Collected data:
-.-.-
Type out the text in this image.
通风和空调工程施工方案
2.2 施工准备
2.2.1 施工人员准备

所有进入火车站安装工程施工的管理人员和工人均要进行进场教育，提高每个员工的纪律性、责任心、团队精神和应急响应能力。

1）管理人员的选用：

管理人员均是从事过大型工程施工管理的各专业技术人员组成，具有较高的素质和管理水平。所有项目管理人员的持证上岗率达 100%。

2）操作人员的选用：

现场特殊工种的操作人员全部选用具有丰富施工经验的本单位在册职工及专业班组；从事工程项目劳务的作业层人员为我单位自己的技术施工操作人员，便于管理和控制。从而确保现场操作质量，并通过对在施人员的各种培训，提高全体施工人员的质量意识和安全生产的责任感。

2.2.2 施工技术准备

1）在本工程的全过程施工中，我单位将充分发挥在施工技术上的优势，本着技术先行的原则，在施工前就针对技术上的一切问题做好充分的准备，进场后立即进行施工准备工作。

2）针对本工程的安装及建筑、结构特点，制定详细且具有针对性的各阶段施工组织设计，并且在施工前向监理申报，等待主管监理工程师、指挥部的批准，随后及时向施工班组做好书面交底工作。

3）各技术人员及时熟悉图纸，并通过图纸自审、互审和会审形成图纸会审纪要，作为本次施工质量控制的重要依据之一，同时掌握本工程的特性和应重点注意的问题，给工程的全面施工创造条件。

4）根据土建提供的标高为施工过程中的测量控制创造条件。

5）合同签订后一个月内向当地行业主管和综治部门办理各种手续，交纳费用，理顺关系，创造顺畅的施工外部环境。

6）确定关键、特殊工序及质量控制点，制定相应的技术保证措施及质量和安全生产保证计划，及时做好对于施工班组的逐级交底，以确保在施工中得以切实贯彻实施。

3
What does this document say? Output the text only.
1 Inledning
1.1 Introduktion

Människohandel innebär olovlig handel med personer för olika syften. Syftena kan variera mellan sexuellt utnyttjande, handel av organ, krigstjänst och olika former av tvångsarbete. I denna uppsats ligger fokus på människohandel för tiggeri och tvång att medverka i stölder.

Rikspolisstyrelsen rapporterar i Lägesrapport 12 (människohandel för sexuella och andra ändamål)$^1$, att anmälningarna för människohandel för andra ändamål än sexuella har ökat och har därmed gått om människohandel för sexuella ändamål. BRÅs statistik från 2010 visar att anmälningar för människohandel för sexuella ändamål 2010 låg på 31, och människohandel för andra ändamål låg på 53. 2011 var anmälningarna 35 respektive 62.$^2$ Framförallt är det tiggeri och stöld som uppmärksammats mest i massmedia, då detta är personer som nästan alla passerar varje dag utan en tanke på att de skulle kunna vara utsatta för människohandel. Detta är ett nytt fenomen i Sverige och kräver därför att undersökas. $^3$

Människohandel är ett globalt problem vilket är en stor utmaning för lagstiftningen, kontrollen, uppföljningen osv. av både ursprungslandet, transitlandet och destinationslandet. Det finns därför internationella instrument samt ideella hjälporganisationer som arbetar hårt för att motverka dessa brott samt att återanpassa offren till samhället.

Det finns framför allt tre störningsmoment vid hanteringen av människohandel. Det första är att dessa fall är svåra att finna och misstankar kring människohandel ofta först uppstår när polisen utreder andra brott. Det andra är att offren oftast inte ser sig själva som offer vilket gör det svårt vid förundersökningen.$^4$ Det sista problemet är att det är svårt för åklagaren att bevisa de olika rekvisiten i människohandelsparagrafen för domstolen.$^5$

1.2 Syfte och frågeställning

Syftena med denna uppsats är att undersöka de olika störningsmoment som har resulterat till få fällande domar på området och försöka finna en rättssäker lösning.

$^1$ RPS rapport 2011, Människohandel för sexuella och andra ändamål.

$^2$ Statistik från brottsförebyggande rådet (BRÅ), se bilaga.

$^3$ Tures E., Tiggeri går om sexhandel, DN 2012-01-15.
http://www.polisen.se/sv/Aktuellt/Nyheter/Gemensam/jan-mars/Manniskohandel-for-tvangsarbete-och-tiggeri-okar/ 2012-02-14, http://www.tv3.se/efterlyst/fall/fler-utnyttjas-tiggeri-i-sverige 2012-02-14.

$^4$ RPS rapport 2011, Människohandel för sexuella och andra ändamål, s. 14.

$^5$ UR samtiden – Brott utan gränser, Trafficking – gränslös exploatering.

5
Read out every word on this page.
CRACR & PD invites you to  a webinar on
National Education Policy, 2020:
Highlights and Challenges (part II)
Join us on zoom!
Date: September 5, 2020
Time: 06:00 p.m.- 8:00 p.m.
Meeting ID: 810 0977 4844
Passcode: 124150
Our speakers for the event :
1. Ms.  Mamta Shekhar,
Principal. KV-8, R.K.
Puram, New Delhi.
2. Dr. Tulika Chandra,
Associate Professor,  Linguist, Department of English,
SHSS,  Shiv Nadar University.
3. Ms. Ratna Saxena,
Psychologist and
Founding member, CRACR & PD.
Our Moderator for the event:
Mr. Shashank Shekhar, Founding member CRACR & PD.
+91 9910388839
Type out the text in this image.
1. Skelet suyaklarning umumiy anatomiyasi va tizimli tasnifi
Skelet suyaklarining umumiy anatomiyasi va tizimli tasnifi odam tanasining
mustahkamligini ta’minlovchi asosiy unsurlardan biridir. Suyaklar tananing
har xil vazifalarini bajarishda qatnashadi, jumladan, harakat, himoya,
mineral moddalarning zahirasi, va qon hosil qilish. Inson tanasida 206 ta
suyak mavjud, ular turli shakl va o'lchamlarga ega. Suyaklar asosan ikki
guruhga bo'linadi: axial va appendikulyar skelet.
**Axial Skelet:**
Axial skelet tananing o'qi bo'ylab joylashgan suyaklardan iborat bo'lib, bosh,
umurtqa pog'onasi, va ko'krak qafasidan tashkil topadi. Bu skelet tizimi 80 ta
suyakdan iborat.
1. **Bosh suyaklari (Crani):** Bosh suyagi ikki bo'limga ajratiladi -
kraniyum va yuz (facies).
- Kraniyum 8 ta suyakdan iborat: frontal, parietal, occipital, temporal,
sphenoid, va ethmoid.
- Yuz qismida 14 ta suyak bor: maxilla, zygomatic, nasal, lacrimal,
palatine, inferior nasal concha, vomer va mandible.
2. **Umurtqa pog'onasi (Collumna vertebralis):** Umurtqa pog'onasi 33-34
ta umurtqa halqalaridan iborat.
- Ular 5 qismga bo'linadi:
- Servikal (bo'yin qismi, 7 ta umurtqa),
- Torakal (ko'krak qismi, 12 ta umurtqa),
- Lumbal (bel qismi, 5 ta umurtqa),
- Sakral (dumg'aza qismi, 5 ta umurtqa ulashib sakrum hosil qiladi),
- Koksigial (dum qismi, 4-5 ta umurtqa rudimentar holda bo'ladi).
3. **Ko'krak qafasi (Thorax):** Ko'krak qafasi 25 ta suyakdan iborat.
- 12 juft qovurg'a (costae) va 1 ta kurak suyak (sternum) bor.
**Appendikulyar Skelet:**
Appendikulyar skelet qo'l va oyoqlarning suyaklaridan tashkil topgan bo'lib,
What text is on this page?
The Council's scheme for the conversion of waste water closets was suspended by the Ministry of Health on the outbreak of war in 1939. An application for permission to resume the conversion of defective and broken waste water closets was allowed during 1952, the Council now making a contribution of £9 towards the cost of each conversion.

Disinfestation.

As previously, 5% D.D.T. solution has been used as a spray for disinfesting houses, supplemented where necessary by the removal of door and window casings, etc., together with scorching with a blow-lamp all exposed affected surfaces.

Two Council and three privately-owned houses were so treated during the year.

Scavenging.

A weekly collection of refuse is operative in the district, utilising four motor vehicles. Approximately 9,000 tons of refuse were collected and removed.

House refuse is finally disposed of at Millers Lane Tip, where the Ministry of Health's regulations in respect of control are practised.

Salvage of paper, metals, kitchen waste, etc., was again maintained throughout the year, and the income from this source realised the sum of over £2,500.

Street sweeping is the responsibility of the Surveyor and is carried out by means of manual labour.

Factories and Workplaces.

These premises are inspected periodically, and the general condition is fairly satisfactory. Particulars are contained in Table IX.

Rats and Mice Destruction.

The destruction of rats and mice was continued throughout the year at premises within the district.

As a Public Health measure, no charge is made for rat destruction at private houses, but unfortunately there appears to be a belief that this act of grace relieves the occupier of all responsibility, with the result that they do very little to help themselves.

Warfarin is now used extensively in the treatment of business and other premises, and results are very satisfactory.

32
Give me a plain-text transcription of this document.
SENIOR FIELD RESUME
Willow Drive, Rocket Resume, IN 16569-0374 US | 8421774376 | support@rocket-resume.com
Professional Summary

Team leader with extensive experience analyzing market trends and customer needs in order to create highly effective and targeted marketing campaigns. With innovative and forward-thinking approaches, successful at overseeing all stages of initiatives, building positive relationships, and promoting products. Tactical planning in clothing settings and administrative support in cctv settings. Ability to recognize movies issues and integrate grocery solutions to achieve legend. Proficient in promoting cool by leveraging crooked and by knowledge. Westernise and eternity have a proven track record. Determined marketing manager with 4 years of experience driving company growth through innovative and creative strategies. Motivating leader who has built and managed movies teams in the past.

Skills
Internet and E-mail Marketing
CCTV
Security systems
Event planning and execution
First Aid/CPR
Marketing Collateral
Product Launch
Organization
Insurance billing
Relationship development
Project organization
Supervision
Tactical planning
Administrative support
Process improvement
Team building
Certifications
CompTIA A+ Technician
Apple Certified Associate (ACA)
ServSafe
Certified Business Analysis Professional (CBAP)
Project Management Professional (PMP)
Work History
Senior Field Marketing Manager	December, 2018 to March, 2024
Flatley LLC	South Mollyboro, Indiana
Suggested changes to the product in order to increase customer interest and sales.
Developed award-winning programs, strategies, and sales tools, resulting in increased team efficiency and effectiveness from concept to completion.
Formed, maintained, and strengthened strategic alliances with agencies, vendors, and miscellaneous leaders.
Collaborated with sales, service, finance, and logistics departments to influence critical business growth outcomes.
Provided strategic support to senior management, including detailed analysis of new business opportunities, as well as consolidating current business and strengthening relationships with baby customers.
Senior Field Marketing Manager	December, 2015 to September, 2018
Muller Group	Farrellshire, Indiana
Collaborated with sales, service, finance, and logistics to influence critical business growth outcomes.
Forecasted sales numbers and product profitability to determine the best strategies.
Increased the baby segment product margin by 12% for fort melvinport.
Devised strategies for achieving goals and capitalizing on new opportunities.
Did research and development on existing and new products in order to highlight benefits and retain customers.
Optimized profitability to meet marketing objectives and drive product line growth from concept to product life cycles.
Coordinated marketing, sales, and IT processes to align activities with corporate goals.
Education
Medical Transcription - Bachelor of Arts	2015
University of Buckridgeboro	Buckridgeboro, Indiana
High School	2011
-.-.-
From the listing above, copy all lines holding the word "opportunities".

Provided strategic support to senior management, including detailed analysis of new business opportunities, as well as consolidating current business and strengthening relationships with baby customers.
Devised strategies for achieving goals and capitalizing on new opportunities.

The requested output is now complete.